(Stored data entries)
■ ■ ■ ■
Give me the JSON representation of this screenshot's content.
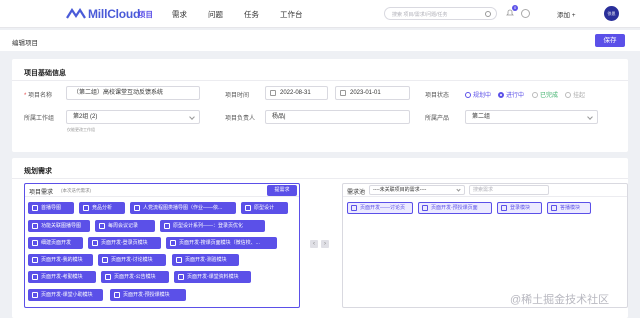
{
  "nav": {
    "logo": "MillCloud",
    "menu": [
      "项目",
      "需求",
      "问题",
      "任务",
      "工作台"
    ],
    "search_placeholder": "搜索 项目/需求/问题/任务",
    "notif_count": "0",
    "add_label": "添加 +",
    "avatar_text": "徐思"
  },
  "subhead": {
    "title": "编辑项目",
    "save_label": "保存"
  },
  "basic": {
    "title": "项目基础信息",
    "name_label": "项目名称",
    "name_value": "（第二组）高校课堂互动反馈系统",
    "time_label": "项目时间",
    "start_date": "2022-08-31",
    "end_date": "2023-01-01",
    "status_label": "项目状态",
    "status_options": [
      "规划中",
      "进行中",
      "已完成",
      "挂起"
    ],
    "group_label": "所属工作组",
    "group_value": "第2组 (2)",
    "group_hint": "仅能更改工作组",
    "owner_label": "项目负责人",
    "owner_value": "杨品|",
    "product_label": "所属产品",
    "product_value": "第二组"
  },
  "plan": {
    "title": "规划需求",
    "left_title": "项目需求",
    "left_sub": "(本次迭代需求)",
    "pick_btn": "提需求",
    "left_tags": [
      "首播导图",
      "竞品分析",
      "人党流程图类播导图（作业——依...",
      "原型设计",
      "功能关联图播导图",
      "每周会议记录",
      "原型设计系列——：登录页优化",
      "细建页面开发",
      "页面开发-登录页模块",
      "页面开发-搜课页面模块（微信校、...",
      "页面开发-我的模块",
      "页面开发-讨论模块",
      "页面开发-测验模块",
      "页面开发-考勤模块",
      "页面开发-公告模块",
      "页面开发-课堂资料模块",
      "页面开发-课堂小助模块",
      "页面开发-预授课模块"
    ],
    "pool_title": "需求池",
    "pool_select": "----未关联项目的需求----",
    "pool_search_placeholder": "搜索需求",
    "right_tags": [
      "页面开发——讨论页",
      "页面开发-预授课页面",
      "登录模块",
      "答播模块"
    ]
  },
  "watermark": "@稀土掘金技术社区",
  "colors": {
    "accent": "#5b50e8",
    "danger": "#e54545"
  }
}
■ ■ ■ ■
Instructions for the task
Copy every line of the data exactly as written, excluding the pictures.

Task solution
Give me the JSON representation of this screenshot's content.
{
  "nav": {
    "logo": "MillCloud",
    "menu": [
      "项目",
      "需求",
      "问题",
      "任务",
      "工作台"
    ],
    "search_placeholder": "搜索 项目/需求/问题/任务",
    "notif_count": "0",
    "add_label": "添加 +",
    "avatar_text": "徐思"
  },
  "subhead": {
    "title": "编辑项目",
    "save_label": "保存"
  },
  "basic": {
    "title": "项目基础信息",
    "name_label": "项目名称",
    "name_value": "（第二组）高校课堂互动反馈系统",
    "time_label": "项目时间",
    "start_date": "2022-08-31",
    "end_date": "2023-01-01",
    "status_label": "项目状态",
    "status_options": [
      "规划中",
      "进行中",
      "已完成",
      "挂起"
    ],
    "group_label": "所属工作组",
    "group_value": "第2组 (2)",
    "group_hint": "仅能更改工作组",
    "owner_label": "项目负责人",
    "owner_value": "杨品|",
    "product_label": "所属产品",
    "product_value": "第二组"
  },
  "plan": {
    "title": "规划需求",
    "left_title": "项目需求",
    "left_sub": "(本次迭代需求)",
    "pick_btn": "提需求",
    "left_tags": [
      "首播导图",
      "竞品分析",
      "人党流程图类播导图（作业——依...",
      "原型设计",
      "功能关联图播导图",
      "每周会议记录",
      "原型设计系列——：登录页优化",
      "细建页面开发",
      "页面开发-登录页模块",
      "页面开发-搜课页面模块（微信校、...",
      "页面开发-我的模块",
      "页面开发-讨论模块",
      "页面开发-测验模块",
      "页面开发-考勤模块",
      "页面开发-公告模块",
      "页面开发-课堂资料模块",
      "页面开发-课堂小助模块",
      "页面开发-预授课模块"
    ],
    "pool_title": "需求池",
    "pool_select": "----未关联项目的需求----",
    "pool_search_placeholder": "搜索需求",
    "right_tags": [
      "页面开发——讨论页",
      "页面开发-预授课页面",
      "登录模块",
      "答播模块"
    ]
  },
  "watermark": "@稀土掘金技术社区",
  "colors": {
    "accent": "#5b50e8",
    "danger": "#e54545"
  }
}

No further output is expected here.